**Task goal**
Your task is to output the entries below word for word.
━━ Data supplied
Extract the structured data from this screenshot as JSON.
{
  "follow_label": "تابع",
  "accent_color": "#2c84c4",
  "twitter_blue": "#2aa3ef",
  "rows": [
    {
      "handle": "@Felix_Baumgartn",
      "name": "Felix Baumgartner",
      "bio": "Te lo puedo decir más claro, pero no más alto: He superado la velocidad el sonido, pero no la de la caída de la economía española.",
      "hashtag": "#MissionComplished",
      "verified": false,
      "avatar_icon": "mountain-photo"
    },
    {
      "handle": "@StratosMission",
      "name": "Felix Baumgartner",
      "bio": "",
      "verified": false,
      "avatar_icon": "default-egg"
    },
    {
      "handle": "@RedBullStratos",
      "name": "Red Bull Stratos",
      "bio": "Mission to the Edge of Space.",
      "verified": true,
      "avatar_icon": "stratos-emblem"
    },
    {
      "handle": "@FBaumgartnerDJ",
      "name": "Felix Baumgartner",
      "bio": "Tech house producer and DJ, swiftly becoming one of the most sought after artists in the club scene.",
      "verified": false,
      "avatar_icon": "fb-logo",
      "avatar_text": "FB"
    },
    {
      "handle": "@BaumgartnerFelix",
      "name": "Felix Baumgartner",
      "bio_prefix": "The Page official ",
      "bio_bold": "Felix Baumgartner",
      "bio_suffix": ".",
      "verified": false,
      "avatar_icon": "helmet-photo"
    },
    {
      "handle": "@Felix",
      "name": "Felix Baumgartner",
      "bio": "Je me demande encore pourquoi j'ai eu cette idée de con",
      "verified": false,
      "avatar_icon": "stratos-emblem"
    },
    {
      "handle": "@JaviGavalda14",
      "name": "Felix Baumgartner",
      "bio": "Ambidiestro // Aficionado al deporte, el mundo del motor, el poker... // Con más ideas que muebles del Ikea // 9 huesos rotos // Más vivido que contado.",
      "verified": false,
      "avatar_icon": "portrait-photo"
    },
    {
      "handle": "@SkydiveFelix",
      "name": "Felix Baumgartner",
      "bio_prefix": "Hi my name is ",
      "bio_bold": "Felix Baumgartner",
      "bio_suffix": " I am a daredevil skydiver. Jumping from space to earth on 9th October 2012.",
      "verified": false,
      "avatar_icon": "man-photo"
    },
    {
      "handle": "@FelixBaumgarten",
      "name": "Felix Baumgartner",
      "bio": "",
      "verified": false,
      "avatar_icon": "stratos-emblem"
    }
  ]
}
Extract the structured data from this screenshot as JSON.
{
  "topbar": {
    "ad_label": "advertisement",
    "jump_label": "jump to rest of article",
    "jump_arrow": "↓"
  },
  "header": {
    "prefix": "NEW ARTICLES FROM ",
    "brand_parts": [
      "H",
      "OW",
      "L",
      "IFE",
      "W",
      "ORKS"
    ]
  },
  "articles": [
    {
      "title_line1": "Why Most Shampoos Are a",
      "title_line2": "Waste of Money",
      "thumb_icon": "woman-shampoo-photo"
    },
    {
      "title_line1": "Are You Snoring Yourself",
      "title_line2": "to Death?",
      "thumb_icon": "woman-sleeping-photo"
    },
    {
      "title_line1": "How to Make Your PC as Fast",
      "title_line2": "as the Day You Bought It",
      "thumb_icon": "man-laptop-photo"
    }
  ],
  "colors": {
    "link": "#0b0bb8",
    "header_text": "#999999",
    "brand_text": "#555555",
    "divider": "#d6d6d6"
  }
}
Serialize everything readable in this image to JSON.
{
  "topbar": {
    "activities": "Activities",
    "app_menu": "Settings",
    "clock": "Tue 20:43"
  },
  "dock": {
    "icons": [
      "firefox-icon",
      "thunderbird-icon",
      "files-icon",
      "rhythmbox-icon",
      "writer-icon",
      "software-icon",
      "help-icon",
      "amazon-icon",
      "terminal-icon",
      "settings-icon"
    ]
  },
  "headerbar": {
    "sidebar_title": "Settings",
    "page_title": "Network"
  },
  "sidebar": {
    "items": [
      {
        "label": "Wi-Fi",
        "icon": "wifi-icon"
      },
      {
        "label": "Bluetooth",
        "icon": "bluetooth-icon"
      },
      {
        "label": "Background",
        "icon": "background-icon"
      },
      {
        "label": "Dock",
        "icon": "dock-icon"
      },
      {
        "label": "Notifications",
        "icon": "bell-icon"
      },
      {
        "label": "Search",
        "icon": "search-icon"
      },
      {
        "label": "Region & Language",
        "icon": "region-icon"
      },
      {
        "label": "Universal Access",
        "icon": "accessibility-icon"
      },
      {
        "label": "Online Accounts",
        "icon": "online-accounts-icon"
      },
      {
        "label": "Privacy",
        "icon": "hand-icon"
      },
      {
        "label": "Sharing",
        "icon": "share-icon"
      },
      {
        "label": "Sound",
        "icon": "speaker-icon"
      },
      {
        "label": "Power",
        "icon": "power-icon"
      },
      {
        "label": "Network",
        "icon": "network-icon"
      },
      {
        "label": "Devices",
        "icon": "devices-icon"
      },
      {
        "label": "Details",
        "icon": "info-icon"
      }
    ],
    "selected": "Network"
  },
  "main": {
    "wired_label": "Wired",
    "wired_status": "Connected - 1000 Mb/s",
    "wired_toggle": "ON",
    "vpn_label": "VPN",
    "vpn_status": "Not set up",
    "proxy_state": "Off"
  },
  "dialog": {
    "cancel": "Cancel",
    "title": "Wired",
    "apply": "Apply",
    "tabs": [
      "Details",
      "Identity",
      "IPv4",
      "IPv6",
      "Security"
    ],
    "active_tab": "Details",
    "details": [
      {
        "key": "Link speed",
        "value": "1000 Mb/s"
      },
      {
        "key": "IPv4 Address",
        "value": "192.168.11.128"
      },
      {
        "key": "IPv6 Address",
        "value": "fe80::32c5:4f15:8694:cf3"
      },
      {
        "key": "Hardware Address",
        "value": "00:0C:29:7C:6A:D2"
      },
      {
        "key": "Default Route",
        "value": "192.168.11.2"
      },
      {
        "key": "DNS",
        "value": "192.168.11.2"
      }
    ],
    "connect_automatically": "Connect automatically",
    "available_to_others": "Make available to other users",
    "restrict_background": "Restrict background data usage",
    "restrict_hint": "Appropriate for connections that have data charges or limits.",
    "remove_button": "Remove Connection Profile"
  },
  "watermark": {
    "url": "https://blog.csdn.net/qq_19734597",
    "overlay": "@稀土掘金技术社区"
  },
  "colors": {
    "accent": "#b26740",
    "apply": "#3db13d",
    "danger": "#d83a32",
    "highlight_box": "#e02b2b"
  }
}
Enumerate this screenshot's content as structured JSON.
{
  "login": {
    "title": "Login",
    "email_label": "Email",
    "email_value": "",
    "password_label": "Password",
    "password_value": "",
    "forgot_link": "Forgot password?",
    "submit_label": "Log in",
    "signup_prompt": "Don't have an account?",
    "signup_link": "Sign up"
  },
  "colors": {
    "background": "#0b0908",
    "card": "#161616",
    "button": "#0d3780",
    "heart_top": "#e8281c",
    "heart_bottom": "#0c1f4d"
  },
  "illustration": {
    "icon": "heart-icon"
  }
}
━━━━
**Task result**
Extract the structured data from this screenshot as JSON.
{
  "follow_label": "تابع",
  "accent_color": "#2c84c4",
  "twitter_blue": "#2aa3ef",
  "rows": [
    {
      "handle": "@Felix_Baumgartn",
      "name": "Felix Baumgartner",
      "bio": "Te lo puedo decir más claro, pero no más alto: He superado la velocidad el sonido, pero no la de la caída de la economía española.",
      "hashtag": "#MissionComplished",
      "verified": false,
      "avatar_icon": "mountain-photo"
    },
    {
      "handle": "@StratosMission",
      "name": "Felix Baumgartner",
      "bio": "",
      "verified": false,
      "avatar_icon": "default-egg"
    },
    {
      "handle": "@RedBullStratos",
      "name": "Red Bull Stratos",
      "bio": "Mission to the Edge of Space.",
      "verified": true,
      "avatar_icon": "stratos-emblem"
    },
    {
      "handle": "@FBaumgartnerDJ",
      "name": "Felix Baumgartner",
      "bio": "Tech house producer and DJ, swiftly becoming one of the most sought after artists in the club scene.",
      "verified": false,
      "avatar_icon": "fb-logo",
      "avatar_text": "FB"
    },
    {
      "handle": "@BaumgartnerFelix",
      "name": "Felix Baumgartner",
      "bio_prefix": "The Page official ",
      "bio_bold": "Felix Baumgartner",
      "bio_suffix": ".",
      "verified": false,
      "avatar_icon": "helmet-photo"
    },
    {
      "handle": "@Felix",
      "name": "Felix Baumgartner",
      "bio": "Je me demande encore pourquoi j'ai eu cette idée de con",
      "verified": false,
      "avatar_icon": "stratos-emblem"
    },
    {
      "handle": "@JaviGavalda14",
      "name": "Felix Baumgartner",
      "bio": "Ambidiestro // Aficionado al deporte, el mundo del motor, el poker... // Con más ideas que muebles del Ikea // 9 huesos rotos // Más vivido que contado.",
      "verified": false,
      "avatar_icon": "portrait-photo"
    },
    {
      "handle": "@SkydiveFelix",
      "name": "Felix Baumgartner",
      "bio_prefix": "Hi my name is ",
      "bio_bold": "Felix Baumgartner",
      "bio_suffix": " I am a daredevil skydiver. Jumping from space to earth on 9th October 2012.",
      "verified": false,
      "avatar_icon": "man-photo"
    },
    {
      "handle": "@FelixBaumgarten",
      "name": "Felix Baumgartner",
      "bio": "",
      "verified": false,
      "avatar_icon": "stratos-emblem"
    }
  ]
}
Extract the structured data from this screenshot as JSON.
{
  "topbar": {
    "ad_label": "advertisement",
    "jump_label": "jump to rest of article",
    "jump_arrow": "↓"
  },
  "header": {
    "prefix": "NEW ARTICLES FROM ",
    "brand_parts": [
      "H",
      "OW",
      "L",
      "IFE",
      "W",
      "ORKS"
    ]
  },
  "articles": [
    {
      "title_line1": "Why Most Shampoos Are a",
      "title_line2": "Waste of Money",
      "thumb_icon": "woman-shampoo-photo"
    },
    {
      "title_line1": "Are You Snoring Yourself",
      "title_line2": "to Death?",
      "thumb_icon": "woman-sleeping-photo"
    },
    {
      "title_line1": "How to Make Your PC as Fast",
      "title_line2": "as the Day You Bought It",
      "thumb_icon": "man-laptop-photo"
    }
  ],
  "colors": {
    "link": "#0b0bb8",
    "header_text": "#999999",
    "brand_text": "#555555",
    "divider": "#d6d6d6"
  }
}
Serialize everything readable in this image to JSON.
{
  "topbar": {
    "activities": "Activities",
    "app_menu": "Settings",
    "clock": "Tue 20:43"
  },
  "dock": {
    "icons": [
      "firefox-icon",
      "thunderbird-icon",
      "files-icon",
      "rhythmbox-icon",
      "writer-icon",
      "software-icon",
      "help-icon",
      "amazon-icon",
      "terminal-icon",
      "settings-icon"
    ]
  },
  "headerbar": {
    "sidebar_title": "Settings",
    "page_title": "Network"
  },
  "sidebar": {
    "items": [
      {
        "label": "Wi-Fi",
        "icon": "wifi-icon"
      },
      {
        "label": "Bluetooth",
        "icon": "bluetooth-icon"
      },
      {
        "label": "Background",
        "icon": "background-icon"
      },
      {
        "label": "Dock",
        "icon": "dock-icon"
      },
      {
        "label": "Notifications",
        "icon": "bell-icon"
      },
      {
        "label": "Search",
        "icon": "search-icon"
      },
      {
        "label": "Region & Language",
        "icon": "region-icon"
      },
      {
        "label": "Universal Access",
        "icon": "accessibility-icon"
      },
      {
        "label": "Online Accounts",
        "icon": "online-accounts-icon"
      },
      {
        "label": "Privacy",
        "icon": "hand-icon"
      },
      {
        "label": "Sharing",
        "icon": "share-icon"
      },
      {
        "label": "Sound",
        "icon": "speaker-icon"
      },
      {
        "label": "Power",
        "icon": "power-icon"
      },
      {
        "label": "Network",
        "icon": "network-icon"
      },
      {
        "label": "Devices",
        "icon": "devices-icon"
      },
      {
        "label": "Details",
        "icon": "info-icon"
      }
    ],
    "selected": "Network"
  },
  "main": {
    "wired_label": "Wired",
    "wired_status": "Connected - 1000 Mb/s",
    "wired_toggle": "ON",
    "vpn_label": "VPN",
    "vpn_status": "Not set up",
    "proxy_state": "Off"
  },
  "dialog": {
    "cancel": "Cancel",
    "title": "Wired",
    "apply": "Apply",
    "tabs": [
      "Details",
      "Identity",
      "IPv4",
      "IPv6",
      "Security"
    ],
    "active_tab": "Details",
    "details": [
      {
        "key": "Link speed",
        "value": "1000 Mb/s"
      },
      {
        "key": "IPv4 Address",
        "value": "192.168.11.128"
      },
      {
        "key": "IPv6 Address",
        "value": "fe80::32c5:4f15:8694:cf3"
      },
      {
        "key": "Hardware Address",
        "value": "00:0C:29:7C:6A:D2"
      },
      {
        "key": "Default Route",
        "value": "192.168.11.2"
      },
      {
        "key": "DNS",
        "value": "192.168.11.2"
      }
    ],
    "connect_automatically": "Connect automatically",
    "available_to_others": "Make available to other users",
    "restrict_background": "Restrict background data usage",
    "restrict_hint": "Appropriate for connections that have data charges or limits.",
    "remove_button": "Remove Connection Profile"
  },
  "watermark": {
    "url": "https://blog.csdn.net/qq_19734597",
    "overlay": "@稀土掘金技术社区"
  },
  "colors": {
    "accent": "#b26740",
    "apply": "#3db13d",
    "danger": "#d83a32",
    "highlight_box": "#e02b2b"
  }
}
Enumerate this screenshot's content as structured JSON.
{
  "login": {
    "title": "Login",
    "email_label": "Email",
    "email_value": "",
    "password_label": "Password",
    "password_value": "",
    "forgot_link": "Forgot password?",
    "submit_label": "Log in",
    "signup_prompt": "Don't have an account?",
    "signup_link": "Sign up"
  },
  "colors": {
    "background": "#0b0908",
    "card": "#161616",
    "button": "#0d3780",
    "heart_top": "#e8281c",
    "heart_bottom": "#0c1f4d"
  },
  "illustration": {
    "icon": "heart-icon"
  }
}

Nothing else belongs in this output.